Rows from a figure dataset

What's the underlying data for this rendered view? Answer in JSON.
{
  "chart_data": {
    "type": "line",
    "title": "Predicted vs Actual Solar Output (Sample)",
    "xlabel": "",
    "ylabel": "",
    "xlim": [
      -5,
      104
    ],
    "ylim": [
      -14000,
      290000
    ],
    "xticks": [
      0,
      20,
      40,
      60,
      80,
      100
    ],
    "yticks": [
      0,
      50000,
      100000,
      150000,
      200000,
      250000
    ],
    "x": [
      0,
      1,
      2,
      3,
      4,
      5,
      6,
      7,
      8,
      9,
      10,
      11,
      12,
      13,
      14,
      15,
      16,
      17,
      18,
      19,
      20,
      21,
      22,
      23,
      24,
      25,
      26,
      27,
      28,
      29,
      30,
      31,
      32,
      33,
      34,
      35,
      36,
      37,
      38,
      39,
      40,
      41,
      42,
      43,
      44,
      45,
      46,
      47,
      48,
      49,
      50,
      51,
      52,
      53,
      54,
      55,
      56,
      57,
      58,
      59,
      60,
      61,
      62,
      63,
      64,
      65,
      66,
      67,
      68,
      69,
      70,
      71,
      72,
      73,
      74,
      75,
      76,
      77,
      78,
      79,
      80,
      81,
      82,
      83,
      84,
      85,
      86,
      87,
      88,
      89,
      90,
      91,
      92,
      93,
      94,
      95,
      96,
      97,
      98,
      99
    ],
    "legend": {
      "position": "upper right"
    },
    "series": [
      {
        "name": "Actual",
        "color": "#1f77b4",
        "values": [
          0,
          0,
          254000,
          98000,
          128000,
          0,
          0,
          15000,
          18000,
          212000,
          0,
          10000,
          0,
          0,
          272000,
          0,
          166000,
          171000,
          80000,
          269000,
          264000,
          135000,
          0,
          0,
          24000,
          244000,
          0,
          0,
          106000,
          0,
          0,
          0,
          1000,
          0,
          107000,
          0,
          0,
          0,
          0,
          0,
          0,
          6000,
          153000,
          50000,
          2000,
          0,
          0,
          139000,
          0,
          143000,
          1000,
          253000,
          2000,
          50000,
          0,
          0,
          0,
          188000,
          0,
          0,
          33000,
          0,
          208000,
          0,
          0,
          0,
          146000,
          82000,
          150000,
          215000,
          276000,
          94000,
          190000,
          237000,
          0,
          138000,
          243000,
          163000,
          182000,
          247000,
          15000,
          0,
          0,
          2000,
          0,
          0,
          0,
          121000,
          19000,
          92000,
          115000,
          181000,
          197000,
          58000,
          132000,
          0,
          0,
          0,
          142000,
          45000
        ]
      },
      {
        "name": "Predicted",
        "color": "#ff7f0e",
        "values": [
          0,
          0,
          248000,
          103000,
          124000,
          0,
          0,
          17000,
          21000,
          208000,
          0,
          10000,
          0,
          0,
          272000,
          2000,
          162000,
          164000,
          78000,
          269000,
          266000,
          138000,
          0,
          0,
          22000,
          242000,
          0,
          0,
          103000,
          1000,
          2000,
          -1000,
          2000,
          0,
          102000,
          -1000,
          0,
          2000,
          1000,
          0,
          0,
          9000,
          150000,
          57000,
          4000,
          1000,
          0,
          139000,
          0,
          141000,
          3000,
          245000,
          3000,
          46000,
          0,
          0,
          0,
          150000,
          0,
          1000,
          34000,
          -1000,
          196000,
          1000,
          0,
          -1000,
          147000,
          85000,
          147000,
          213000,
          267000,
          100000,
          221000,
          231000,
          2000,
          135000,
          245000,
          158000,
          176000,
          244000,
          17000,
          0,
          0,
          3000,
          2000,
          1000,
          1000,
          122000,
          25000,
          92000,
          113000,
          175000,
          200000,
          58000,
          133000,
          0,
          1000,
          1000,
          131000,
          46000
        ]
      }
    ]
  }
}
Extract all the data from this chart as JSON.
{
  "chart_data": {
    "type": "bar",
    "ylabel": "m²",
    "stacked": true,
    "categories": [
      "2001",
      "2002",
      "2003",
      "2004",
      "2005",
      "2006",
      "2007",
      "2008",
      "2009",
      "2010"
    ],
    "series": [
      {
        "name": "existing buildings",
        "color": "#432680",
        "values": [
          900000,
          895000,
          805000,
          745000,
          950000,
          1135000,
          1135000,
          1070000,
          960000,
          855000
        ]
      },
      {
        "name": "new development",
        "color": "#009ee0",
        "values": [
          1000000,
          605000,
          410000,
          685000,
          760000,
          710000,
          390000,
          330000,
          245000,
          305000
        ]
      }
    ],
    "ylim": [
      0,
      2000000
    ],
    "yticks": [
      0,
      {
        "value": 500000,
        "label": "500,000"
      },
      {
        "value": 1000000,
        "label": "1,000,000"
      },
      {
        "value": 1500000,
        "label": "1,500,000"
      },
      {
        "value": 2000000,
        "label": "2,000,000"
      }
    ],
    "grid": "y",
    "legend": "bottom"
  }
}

> **To be done**
Retype every record above exactly as written.

> **Written solution**
What's the underlying data for this rendered view? Answer in JSON.
{
  "chart_data": {
    "type": "line",
    "title": "Predicted vs Actual Solar Output (Sample)",
    "xlabel": "",
    "ylabel": "",
    "xlim": [
      -5,
      104
    ],
    "ylim": [
      -14000,
      290000
    ],
    "xticks": [
      0,
      20,
      40,
      60,
      80,
      100
    ],
    "yticks": [
      0,
      50000,
      100000,
      150000,
      200000,
      250000
    ],
    "x": [
      0,
      1,
      2,
      3,
      4,
      5,
      6,
      7,
      8,
      9,
      10,
      11,
      12,
      13,
      14,
      15,
      16,
      17,
      18,
      19,
      20,
      21,
      22,
      23,
      24,
      25,
      26,
      27,
      28,
      29,
      30,
      31,
      32,
      33,
      34,
      35,
      36,
      37,
      38,
      39,
      40,
      41,
      42,
      43,
      44,
      45,
      46,
      47,
      48,
      49,
      50,
      51,
      52,
      53,
      54,
      55,
      56,
      57,
      58,
      59,
      60,
      61,
      62,
      63,
      64,
      65,
      66,
      67,
      68,
      69,
      70,
      71,
      72,
      73,
      74,
      75,
      76,
      77,
      78,
      79,
      80,
      81,
      82,
      83,
      84,
      85,
      86,
      87,
      88,
      89,
      90,
      91,
      92,
      93,
      94,
      95,
      96,
      97,
      98,
      99
    ],
    "legend": {
      "position": "upper right"
    },
    "series": [
      {
        "name": "Actual",
        "color": "#1f77b4",
        "values": [
          0,
          0,
          254000,
          98000,
          128000,
          0,
          0,
          15000,
          18000,
          212000,
          0,
          10000,
          0,
          0,
          272000,
          0,
          166000,
          171000,
          80000,
          269000,
          264000,
          135000,
          0,
          0,
          24000,
          244000,
          0,
          0,
          106000,
          0,
          0,
          0,
          1000,
          0,
          107000,
          0,
          0,
          0,
          0,
          0,
          0,
          6000,
          153000,
          50000,
          2000,
          0,
          0,
          139000,
          0,
          143000,
          1000,
          253000,
          2000,
          50000,
          0,
          0,
          0,
          188000,
          0,
          0,
          33000,
          0,
          208000,
          0,
          0,
          0,
          146000,
          82000,
          150000,
          215000,
          276000,
          94000,
          190000,
          237000,
          0,
          138000,
          243000,
          163000,
          182000,
          247000,
          15000,
          0,
          0,
          2000,
          0,
          0,
          0,
          121000,
          19000,
          92000,
          115000,
          181000,
          197000,
          58000,
          132000,
          0,
          0,
          0,
          142000,
          45000
        ]
      },
      {
        "name": "Predicted",
        "color": "#ff7f0e",
        "values": [
          0,
          0,
          248000,
          103000,
          124000,
          0,
          0,
          17000,
          21000,
          208000,
          0,
          10000,
          0,
          0,
          272000,
          2000,
          162000,
          164000,
          78000,
          269000,
          266000,
          138000,
          0,
          0,
          22000,
          242000,
          0,
          0,
          103000,
          1000,
          2000,
          -1000,
          2000,
          0,
          102000,
          -1000,
          0,
          2000,
          1000,
          0,
          0,
          9000,
          150000,
          57000,
          4000,
          1000,
          0,
          139000,
          0,
          141000,
          3000,
          245000,
          3000,
          46000,
          0,
          0,
          0,
          150000,
          0,
          1000,
          34000,
          -1000,
          196000,
          1000,
          0,
          -1000,
          147000,
          85000,
          147000,
          213000,
          267000,
          100000,
          221000,
          231000,
          2000,
          135000,
          245000,
          158000,
          176000,
          244000,
          17000,
          0,
          0,
          3000,
          2000,
          1000,
          1000,
          122000,
          25000,
          92000,
          113000,
          175000,
          200000,
          58000,
          133000,
          0,
          1000,
          1000,
          131000,
          46000
        ]
      }
    ]
  }
}
Extract all the data from this chart as JSON.
{
  "chart_data": {
    "type": "bar",
    "ylabel": "m²",
    "stacked": true,
    "categories": [
      "2001",
      "2002",
      "2003",
      "2004",
      "2005",
      "2006",
      "2007",
      "2008",
      "2009",
      "2010"
    ],
    "series": [
      {
        "name": "existing buildings",
        "color": "#432680",
        "values": [
          900000,
          895000,
          805000,
          745000,
          950000,
          1135000,
          1135000,
          1070000,
          960000,
          855000
        ]
      },
      {
        "name": "new development",
        "color": "#009ee0",
        "values": [
          1000000,
          605000,
          410000,
          685000,
          760000,
          710000,
          390000,
          330000,
          245000,
          305000
        ]
      }
    ],
    "ylim": [
      0,
      2000000
    ],
    "yticks": [
      0,
      {
        "value": 500000,
        "label": "500,000"
      },
      {
        "value": 1000000,
        "label": "1,000,000"
      },
      {
        "value": 1500000,
        "label": "1,500,000"
      },
      {
        "value": 2000000,
        "label": "2,000,000"
      }
    ],
    "grid": "y",
    "legend": "bottom"
  }
}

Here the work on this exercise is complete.